- _GIVEN INSTRUCTION_: How many lines hold the string "noise"? Reply with the number alone.

- _DATA ROWS_:
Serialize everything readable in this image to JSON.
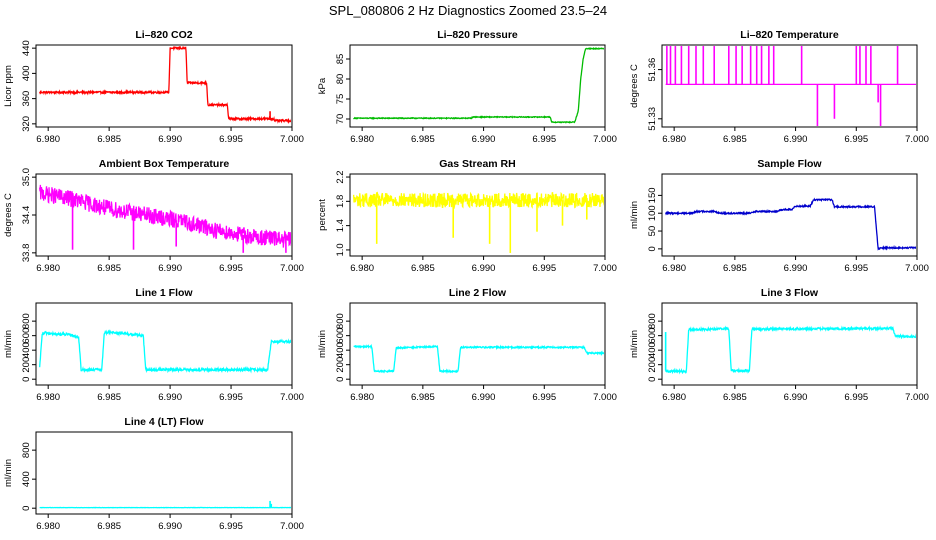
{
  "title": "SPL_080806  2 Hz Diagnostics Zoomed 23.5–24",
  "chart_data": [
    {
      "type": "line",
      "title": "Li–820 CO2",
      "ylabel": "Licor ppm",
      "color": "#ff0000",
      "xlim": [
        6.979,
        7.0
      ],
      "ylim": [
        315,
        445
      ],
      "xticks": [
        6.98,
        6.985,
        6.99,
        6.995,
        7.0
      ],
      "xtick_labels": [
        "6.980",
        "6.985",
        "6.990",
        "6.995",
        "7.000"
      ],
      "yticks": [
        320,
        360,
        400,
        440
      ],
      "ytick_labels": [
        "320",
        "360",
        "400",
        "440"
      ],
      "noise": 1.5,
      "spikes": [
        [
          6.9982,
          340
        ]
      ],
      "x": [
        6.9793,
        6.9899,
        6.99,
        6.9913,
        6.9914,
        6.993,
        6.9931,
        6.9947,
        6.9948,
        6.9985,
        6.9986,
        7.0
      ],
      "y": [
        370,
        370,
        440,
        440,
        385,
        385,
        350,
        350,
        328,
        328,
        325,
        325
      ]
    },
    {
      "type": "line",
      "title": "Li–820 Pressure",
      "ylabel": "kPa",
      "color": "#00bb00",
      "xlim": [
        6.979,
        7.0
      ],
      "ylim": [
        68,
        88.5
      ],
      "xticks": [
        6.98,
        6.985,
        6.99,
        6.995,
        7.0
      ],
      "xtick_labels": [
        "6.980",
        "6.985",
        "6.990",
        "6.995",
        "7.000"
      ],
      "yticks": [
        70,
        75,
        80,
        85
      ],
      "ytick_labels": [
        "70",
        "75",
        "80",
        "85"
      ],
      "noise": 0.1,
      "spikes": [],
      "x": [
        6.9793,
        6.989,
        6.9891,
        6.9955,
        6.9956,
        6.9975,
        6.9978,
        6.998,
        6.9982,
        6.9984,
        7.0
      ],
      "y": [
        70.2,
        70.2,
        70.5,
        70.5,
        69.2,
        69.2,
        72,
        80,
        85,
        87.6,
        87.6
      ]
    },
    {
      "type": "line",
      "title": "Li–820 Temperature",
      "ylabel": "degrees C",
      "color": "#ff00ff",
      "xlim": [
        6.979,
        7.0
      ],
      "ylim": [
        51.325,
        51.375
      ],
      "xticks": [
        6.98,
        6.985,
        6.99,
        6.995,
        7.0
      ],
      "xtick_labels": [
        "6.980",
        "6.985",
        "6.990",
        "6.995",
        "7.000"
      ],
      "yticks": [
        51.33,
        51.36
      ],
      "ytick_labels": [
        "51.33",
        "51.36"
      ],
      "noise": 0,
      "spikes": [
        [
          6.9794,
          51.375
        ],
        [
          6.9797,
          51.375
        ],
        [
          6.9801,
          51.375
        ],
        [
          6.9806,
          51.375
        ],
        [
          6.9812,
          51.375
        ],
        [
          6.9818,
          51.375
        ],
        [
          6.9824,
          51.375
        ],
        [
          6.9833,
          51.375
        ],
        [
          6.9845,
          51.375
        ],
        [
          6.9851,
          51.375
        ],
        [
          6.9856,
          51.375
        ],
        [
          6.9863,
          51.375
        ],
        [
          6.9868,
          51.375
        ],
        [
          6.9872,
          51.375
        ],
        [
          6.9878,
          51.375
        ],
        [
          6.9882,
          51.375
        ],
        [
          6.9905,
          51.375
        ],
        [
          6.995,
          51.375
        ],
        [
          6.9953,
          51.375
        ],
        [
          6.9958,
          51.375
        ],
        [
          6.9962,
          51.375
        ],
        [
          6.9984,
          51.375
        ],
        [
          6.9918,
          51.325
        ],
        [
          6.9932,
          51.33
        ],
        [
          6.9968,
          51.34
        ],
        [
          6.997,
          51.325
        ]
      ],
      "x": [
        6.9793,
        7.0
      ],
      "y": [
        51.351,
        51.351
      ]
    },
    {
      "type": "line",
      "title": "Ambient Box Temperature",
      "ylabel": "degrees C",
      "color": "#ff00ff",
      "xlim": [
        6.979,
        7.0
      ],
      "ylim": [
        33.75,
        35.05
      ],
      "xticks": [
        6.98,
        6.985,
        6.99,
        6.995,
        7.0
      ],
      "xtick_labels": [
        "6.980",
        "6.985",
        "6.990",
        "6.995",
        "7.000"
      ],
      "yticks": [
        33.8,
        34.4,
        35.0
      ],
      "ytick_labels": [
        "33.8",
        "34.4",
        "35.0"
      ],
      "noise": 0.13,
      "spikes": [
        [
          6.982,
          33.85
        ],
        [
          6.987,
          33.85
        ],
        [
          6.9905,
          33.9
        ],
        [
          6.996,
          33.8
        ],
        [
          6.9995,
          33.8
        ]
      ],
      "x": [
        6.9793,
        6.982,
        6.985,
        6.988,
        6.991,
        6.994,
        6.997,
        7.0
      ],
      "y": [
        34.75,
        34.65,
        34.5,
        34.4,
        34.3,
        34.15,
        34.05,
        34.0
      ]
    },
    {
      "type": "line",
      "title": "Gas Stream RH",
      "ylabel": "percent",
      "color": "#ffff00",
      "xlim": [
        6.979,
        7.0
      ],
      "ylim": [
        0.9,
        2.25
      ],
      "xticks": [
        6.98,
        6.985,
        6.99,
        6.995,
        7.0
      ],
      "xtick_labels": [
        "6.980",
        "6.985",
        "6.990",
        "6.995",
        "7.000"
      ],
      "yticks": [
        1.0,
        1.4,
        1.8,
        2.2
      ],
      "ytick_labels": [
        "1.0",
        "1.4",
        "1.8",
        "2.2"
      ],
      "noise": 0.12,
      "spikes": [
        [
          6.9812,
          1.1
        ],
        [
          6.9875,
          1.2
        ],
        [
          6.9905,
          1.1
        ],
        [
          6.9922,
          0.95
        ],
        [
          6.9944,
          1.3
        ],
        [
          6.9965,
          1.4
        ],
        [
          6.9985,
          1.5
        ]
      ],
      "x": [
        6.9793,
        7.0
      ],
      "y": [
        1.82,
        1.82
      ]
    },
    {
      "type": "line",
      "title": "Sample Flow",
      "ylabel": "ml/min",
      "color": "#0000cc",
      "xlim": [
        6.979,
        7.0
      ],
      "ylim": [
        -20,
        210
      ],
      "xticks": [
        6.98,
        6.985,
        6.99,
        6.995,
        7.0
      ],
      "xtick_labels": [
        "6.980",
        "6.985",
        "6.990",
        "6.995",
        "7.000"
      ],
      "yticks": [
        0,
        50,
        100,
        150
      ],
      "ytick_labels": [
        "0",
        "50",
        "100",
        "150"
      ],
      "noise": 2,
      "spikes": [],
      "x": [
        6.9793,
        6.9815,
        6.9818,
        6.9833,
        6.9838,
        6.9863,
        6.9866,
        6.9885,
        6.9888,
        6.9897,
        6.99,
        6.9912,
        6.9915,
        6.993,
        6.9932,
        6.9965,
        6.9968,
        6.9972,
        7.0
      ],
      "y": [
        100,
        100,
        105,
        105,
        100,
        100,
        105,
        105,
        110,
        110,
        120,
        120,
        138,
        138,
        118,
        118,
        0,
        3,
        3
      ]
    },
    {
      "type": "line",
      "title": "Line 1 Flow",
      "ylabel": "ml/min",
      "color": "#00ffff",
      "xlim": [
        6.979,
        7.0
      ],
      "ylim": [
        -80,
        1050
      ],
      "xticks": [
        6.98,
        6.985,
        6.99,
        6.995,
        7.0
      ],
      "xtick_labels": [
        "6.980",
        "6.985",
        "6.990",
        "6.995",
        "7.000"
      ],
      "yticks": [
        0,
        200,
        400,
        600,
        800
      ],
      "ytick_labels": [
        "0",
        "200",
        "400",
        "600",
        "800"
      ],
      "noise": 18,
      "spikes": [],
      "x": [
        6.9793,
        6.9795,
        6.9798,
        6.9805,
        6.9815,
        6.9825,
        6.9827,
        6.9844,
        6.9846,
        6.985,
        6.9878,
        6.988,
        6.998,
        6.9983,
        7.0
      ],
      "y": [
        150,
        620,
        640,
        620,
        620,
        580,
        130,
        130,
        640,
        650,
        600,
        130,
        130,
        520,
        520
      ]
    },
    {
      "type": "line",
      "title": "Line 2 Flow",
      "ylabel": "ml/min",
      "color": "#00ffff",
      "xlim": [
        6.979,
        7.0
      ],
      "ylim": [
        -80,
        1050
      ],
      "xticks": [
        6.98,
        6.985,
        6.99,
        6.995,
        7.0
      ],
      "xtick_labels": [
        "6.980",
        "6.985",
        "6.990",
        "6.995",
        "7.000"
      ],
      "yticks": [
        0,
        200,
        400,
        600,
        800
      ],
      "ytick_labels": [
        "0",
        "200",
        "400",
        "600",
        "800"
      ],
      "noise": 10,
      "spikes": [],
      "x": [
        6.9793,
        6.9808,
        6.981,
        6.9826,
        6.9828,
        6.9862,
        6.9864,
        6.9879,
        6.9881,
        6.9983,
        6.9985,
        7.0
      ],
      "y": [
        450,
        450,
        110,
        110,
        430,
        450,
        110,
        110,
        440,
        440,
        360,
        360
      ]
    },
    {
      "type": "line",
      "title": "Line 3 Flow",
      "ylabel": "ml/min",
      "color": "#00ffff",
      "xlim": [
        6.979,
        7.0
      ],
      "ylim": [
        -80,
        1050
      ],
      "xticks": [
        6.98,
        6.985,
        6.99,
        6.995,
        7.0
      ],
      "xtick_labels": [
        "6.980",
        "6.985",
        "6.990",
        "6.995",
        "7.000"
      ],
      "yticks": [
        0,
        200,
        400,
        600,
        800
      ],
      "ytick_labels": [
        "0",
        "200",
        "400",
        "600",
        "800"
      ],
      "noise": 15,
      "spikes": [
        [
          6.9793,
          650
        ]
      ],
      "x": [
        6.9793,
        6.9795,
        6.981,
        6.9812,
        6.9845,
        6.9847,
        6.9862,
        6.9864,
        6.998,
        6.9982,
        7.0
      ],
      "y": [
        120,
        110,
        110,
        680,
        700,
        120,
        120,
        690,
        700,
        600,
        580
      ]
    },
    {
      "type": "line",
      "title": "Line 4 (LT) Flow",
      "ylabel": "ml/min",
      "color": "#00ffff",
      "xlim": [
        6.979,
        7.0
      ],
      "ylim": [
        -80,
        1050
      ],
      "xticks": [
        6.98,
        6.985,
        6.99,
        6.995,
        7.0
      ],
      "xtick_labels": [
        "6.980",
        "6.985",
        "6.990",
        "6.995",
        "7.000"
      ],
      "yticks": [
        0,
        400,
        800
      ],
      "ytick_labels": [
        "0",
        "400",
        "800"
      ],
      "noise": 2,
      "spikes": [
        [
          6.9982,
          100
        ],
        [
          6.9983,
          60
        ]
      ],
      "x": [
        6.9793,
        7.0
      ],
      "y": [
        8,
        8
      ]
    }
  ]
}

- _FULL ANSWER_: 10